(Data excerpts)
* * *

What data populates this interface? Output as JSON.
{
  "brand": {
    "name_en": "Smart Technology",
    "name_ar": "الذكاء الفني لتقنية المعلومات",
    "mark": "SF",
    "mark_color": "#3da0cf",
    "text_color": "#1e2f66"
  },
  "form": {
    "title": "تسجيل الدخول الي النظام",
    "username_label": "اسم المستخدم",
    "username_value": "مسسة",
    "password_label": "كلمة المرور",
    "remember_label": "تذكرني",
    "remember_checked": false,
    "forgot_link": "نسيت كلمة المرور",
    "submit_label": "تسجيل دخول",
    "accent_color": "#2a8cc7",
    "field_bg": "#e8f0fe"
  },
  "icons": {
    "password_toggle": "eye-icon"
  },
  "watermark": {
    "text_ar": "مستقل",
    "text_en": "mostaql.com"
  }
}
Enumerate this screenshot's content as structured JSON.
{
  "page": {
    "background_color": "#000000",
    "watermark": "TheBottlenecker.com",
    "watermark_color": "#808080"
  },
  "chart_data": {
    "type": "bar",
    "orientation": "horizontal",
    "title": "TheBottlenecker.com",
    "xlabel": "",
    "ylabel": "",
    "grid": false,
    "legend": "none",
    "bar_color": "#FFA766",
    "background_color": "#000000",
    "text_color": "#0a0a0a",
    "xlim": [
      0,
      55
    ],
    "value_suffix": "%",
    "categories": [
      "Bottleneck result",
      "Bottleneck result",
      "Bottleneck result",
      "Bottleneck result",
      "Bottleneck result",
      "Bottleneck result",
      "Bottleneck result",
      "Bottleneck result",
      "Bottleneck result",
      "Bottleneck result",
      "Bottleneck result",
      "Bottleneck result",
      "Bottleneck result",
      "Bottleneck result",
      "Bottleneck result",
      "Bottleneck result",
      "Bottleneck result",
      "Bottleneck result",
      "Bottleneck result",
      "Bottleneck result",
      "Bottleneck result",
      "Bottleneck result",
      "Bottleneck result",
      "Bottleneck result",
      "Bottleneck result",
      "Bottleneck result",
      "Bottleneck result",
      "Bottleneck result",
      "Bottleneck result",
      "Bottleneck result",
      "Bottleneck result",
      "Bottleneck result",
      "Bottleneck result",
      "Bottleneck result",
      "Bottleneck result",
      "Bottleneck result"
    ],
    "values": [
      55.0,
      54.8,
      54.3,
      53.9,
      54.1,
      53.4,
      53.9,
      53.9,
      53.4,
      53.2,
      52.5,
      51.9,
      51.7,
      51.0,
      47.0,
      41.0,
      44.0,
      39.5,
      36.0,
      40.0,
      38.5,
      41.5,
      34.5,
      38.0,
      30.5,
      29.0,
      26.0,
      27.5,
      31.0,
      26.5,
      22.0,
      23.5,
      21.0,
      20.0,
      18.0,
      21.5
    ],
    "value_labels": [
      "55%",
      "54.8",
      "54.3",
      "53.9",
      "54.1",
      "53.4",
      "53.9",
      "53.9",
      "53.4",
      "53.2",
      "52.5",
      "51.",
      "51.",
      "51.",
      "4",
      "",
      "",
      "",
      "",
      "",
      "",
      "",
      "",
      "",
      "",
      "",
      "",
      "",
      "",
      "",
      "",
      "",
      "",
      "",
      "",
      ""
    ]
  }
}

* * *

→ YOUR TASK
Reproduce the records above exactly.

→ RESULT BELOW
What data populates this interface? Output as JSON.
{
  "brand": {
    "name_en": "Smart Technology",
    "name_ar": "الذكاء الفني لتقنية المعلومات",
    "mark": "SF",
    "mark_color": "#3da0cf",
    "text_color": "#1e2f66"
  },
  "form": {
    "title": "تسجيل الدخول الي النظام",
    "username_label": "اسم المستخدم",
    "username_value": "مسسة",
    "password_label": "كلمة المرور",
    "remember_label": "تذكرني",
    "remember_checked": false,
    "forgot_link": "نسيت كلمة المرور",
    "submit_label": "تسجيل دخول",
    "accent_color": "#2a8cc7",
    "field_bg": "#e8f0fe"
  },
  "icons": {
    "password_toggle": "eye-icon"
  },
  "watermark": {
    "text_ar": "مستقل",
    "text_en": "mostaql.com"
  }
}
Enumerate this screenshot's content as structured JSON.
{
  "page": {
    "background_color": "#000000",
    "watermark": "TheBottlenecker.com",
    "watermark_color": "#808080"
  },
  "chart_data": {
    "type": "bar",
    "orientation": "horizontal",
    "title": "TheBottlenecker.com",
    "xlabel": "",
    "ylabel": "",
    "grid": false,
    "legend": "none",
    "bar_color": "#FFA766",
    "background_color": "#000000",
    "text_color": "#0a0a0a",
    "xlim": [
      0,
      55
    ],
    "value_suffix": "%",
    "categories": [
      "Bottleneck result",
      "Bottleneck result",
      "Bottleneck result",
      "Bottleneck result",
      "Bottleneck result",
      "Bottleneck result",
      "Bottleneck result",
      "Bottleneck result",
      "Bottleneck result",
      "Bottleneck result",
      "Bottleneck result",
      "Bottleneck result",
      "Bottleneck result",
      "Bottleneck result",
      "Bottleneck result",
      "Bottleneck result",
      "Bottleneck result",
      "Bottleneck result",
      "Bottleneck result",
      "Bottleneck result",
      "Bottleneck result",
      "Bottleneck result",
      "Bottleneck result",
      "Bottleneck result",
      "Bottleneck result",
      "Bottleneck result",
      "Bottleneck result",
      "Bottleneck result",
      "Bottleneck result",
      "Bottleneck result",
      "Bottleneck result",
      "Bottleneck result",
      "Bottleneck result",
      "Bottleneck result",
      "Bottleneck result",
      "Bottleneck result"
    ],
    "values": [
      55.0,
      54.8,
      54.3,
      53.9,
      54.1,
      53.4,
      53.9,
      53.9,
      53.4,
      53.2,
      52.5,
      51.9,
      51.7,
      51.0,
      47.0,
      41.0,
      44.0,
      39.5,
      36.0,
      40.0,
      38.5,
      41.5,
      34.5,
      38.0,
      30.5,
      29.0,
      26.0,
      27.5,
      31.0,
      26.5,
      22.0,
      23.5,
      21.0,
      20.0,
      18.0,
      21.5
    ],
    "value_labels": [
      "55%",
      "54.8",
      "54.3",
      "53.9",
      "54.1",
      "53.4",
      "53.9",
      "53.9",
      "53.4",
      "53.2",
      "52.5",
      "51.",
      "51.",
      "51.",
      "4",
      "",
      "",
      "",
      "",
      "",
      "",
      "",
      "",
      "",
      "",
      "",
      "",
      "",
      "",
      "",
      "",
      "",
      "",
      "",
      "",
      ""
    ]
  }
}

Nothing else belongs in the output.